-- Task objective --
Exactly as written, print out each entry in the data, with no pictures.

Data about app and page elements:
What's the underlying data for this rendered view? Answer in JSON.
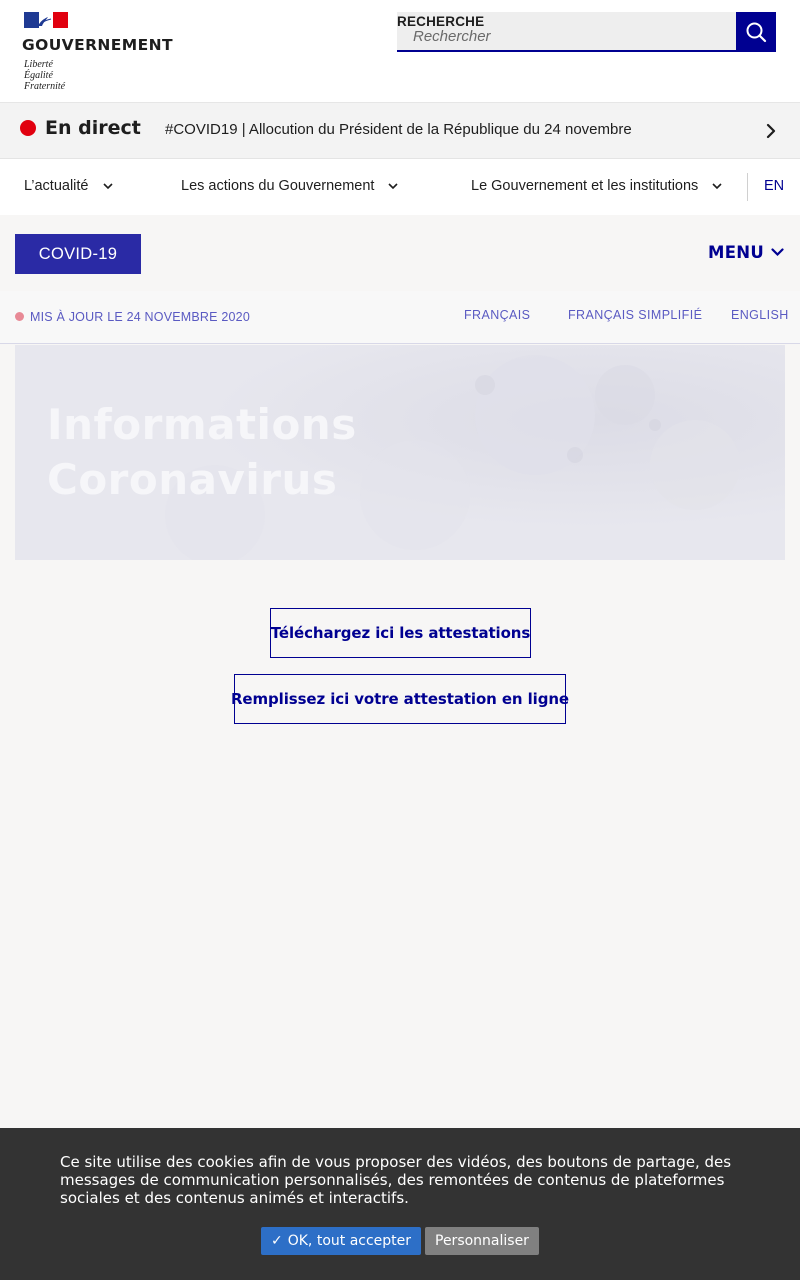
{
  "header": {
    "gov_title": "GOUVERNEMENT",
    "devise": [
      "Liberté",
      "Égalité",
      "Fraternité"
    ],
    "search_label": "RECHERCHE",
    "search_placeholder": "Rechercher",
    "search_icon": "search-icon"
  },
  "live": {
    "label": "En direct",
    "text": "#COVID19 | Allocution du Président de la République du 24 novembre",
    "arrow_icon": "chevron-right-icon",
    "dot_color": "#e1000f"
  },
  "nav": {
    "items": [
      {
        "label": "L’actualité"
      },
      {
        "label": "Les actions du Gouvernement"
      },
      {
        "label": "Le Gouvernement et les institutions"
      }
    ],
    "lang": "EN"
  },
  "covid": {
    "tag_label": "COVID-19",
    "menu_label": "MENU"
  },
  "update": {
    "text": "MIS À JOUR LE 24 NOVEMBRE 2020",
    "languages": [
      "FRANÇAIS",
      "FRANÇAIS SIMPLIFIÉ",
      "ENGLISH"
    ]
  },
  "hero": {
    "title_line1": "Informations",
    "title_line2": "Coronavirus"
  },
  "actions": {
    "download": "Téléchargez ici les attestations",
    "online": "Remplissez ici votre attestation en ligne"
  },
  "cookie": {
    "text": "Ce site utilise des cookies afin de vous proposer des vidéos, des boutons de partage, des messages de communication personnalisés, des remontées de contenus de plateformes sociales et des contenus animés et interactifs.",
    "accept_label": "OK, tout accepter",
    "customize_label": "Personnaliser"
  },
  "colors": {
    "brand_blue": "#000091",
    "brand_red": "#e1000f",
    "covid_tag": "#2a2aa5",
    "cookie_bg": "#333333",
    "accept_btn": "#2d6fc7",
    "customize_btn": "#808080"
  }
}
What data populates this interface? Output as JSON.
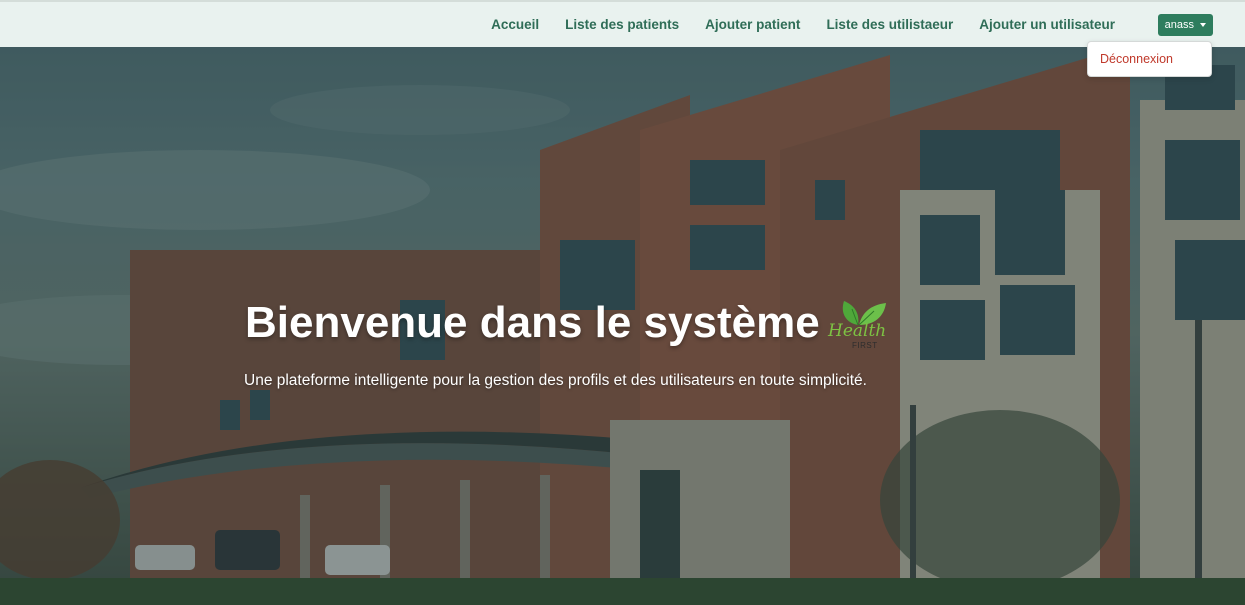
{
  "navbar": {
    "links": [
      {
        "label": "Accueil"
      },
      {
        "label": "Liste des patients"
      },
      {
        "label": "Ajouter patient"
      },
      {
        "label": "Liste des utilistaeur"
      },
      {
        "label": "Ajouter un utilisateur"
      }
    ],
    "user": {
      "name": "anass",
      "icon": "caret-down-icon"
    },
    "dropdown": {
      "logout_label": "Déconnexion"
    }
  },
  "hero": {
    "title": "Bienvenue dans le système",
    "subtitle": "Une plateforme intelligente pour la gestion des profils et des utilisateurs en toute simplicité.",
    "background": "hospital-building-photo",
    "logo": {
      "text": "Health",
      "subtext": "FIRST",
      "icon": "leaf-logo-icon"
    }
  },
  "colors": {
    "navbar_bg": "#e9f2ef",
    "nav_link": "#2f6d57",
    "user_button": "#2e7d5e",
    "logout_text": "#c0392b",
    "logo_green": "#7dc243"
  }
}
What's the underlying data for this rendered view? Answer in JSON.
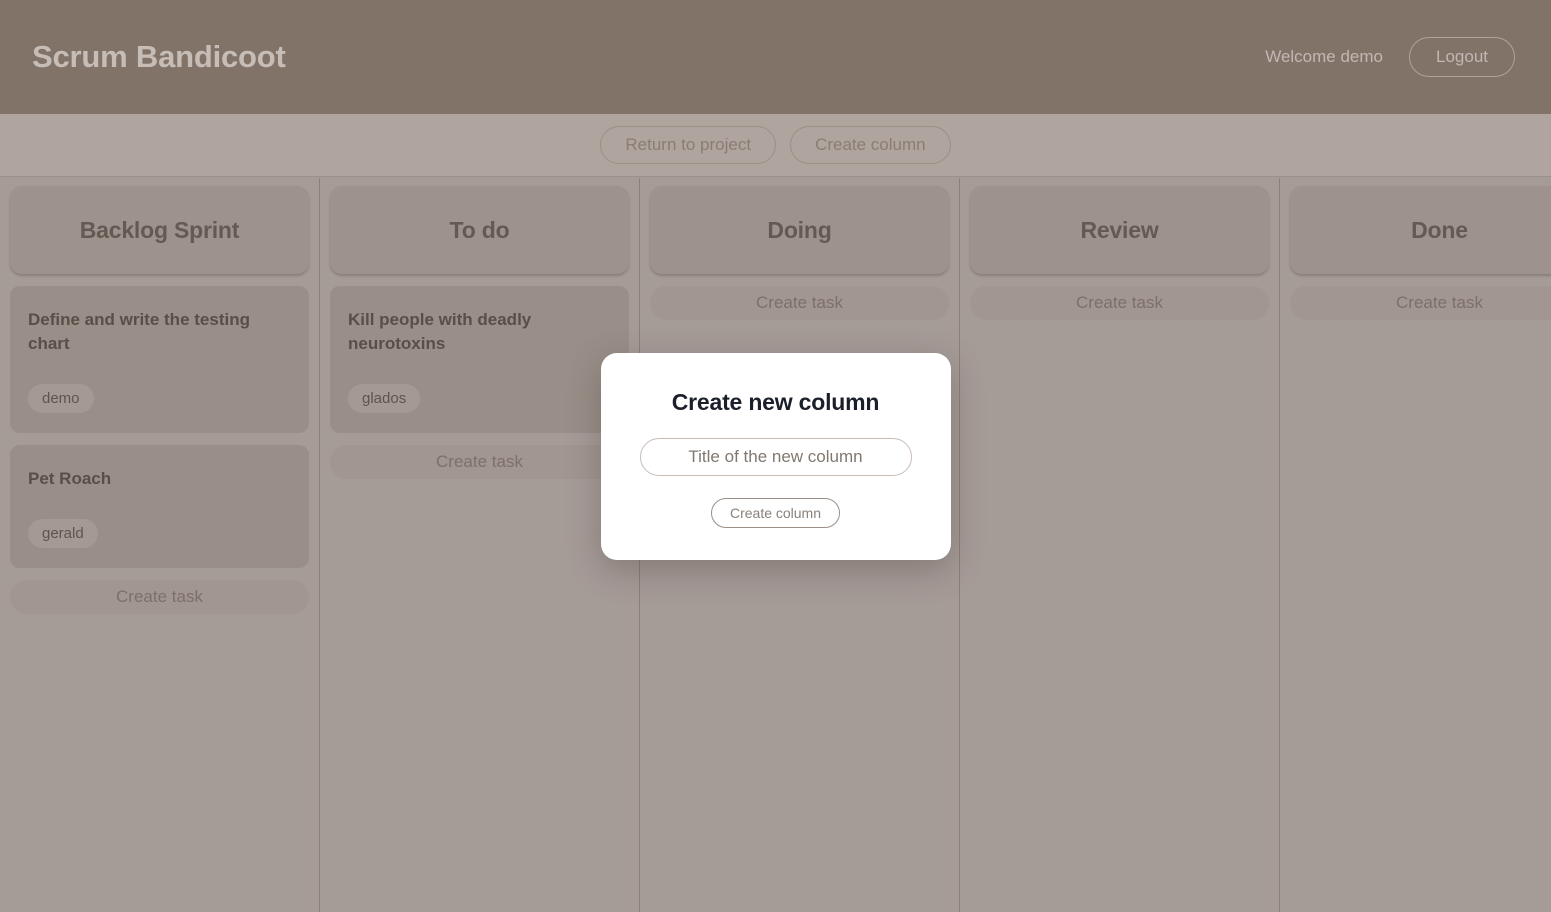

-- Task result --
What's the underlying data for this rendered view? Answer in JSON.
{
  "header": {
    "gov_title": "GOUVERNEMENT",
    "devise": [
      "Liberté",
      "Égalité",
      "Fraternité"
    ],
    "search_label": "RECHERCHE",
    "search_placeholder": "Rechercher",
    "search_icon": "search-icon"
  },
  "live": {
    "label": "En direct",
    "text": "#COVID19 | Allocution du Président de la République du 24 novembre",
    "arrow_icon": "chevron-right-icon",
    "dot_color": "#e1000f"
  },
  "nav": {
    "items": [
      {
        "label": "L’actualité"
      },
      {
        "label": "Les actions du Gouvernement"
      },
      {
        "label": "Le Gouvernement et les institutions"
      }
    ],
    "lang": "EN"
  },
  "covid": {
    "tag_label": "COVID-19",
    "menu_label": "MENU"
  },
  "update": {
    "text": "MIS À JOUR LE 24 NOVEMBRE 2020",
    "languages": [
      "FRANÇAIS",
      "FRANÇAIS SIMPLIFIÉ",
      "ENGLISH"
    ]
  },
  "hero": {
    "title_line1": "Informations",
    "title_line2": "Coronavirus"
  },
  "actions": {
    "download": "Téléchargez ici les attestations",
    "online": "Remplissez ici votre attestation en ligne"
  },
  "cookie": {
    "text": "Ce site utilise des cookies afin de vous proposer des vidéos, des boutons de partage, des messages de communication personnalisés, des remontées de contenus de plateformes sociales et des contenus animés et interactifs.",
    "accept_label": "OK, tout accepter",
    "customize_label": "Personnaliser"
  },
  "colors": {
    "brand_blue": "#000091",
    "brand_red": "#e1000f",
    "covid_tag": "#2a2aa5",
    "cookie_bg": "#333333",
    "accept_btn": "#2d6fc7",
    "customize_btn": "#808080"
  }
}
What data populates this interface? Output as JSON.
{
  "navbar": {
    "links": [
      {
        "label": "Accueil"
      },
      {
        "label": "Liste des patients"
      },
      {
        "label": "Ajouter patient"
      },
      {
        "label": "Liste des utilistaeur"
      },
      {
        "label": "Ajouter un utilisateur"
      }
    ],
    "user": {
      "name": "anass",
      "icon": "caret-down-icon"
    },
    "dropdown": {
      "logout_label": "Déconnexion"
    }
  },
  "hero": {
    "title": "Bienvenue dans le système",
    "subtitle": "Une plateforme intelligente pour la gestion des profils et des utilisateurs en toute simplicité.",
    "background": "hospital-building-photo",
    "logo": {
      "text": "Health",
      "subtext": "FIRST",
      "icon": "leaf-logo-icon"
    }
  },
  "colors": {
    "navbar_bg": "#e9f2ef",
    "nav_link": "#2f6d57",
    "user_button": "#2e7d5e",
    "logout_text": "#c0392b",
    "logo_green": "#7dc243"
  }
}
What's the underlying data for this rendered view? Answer in JSON.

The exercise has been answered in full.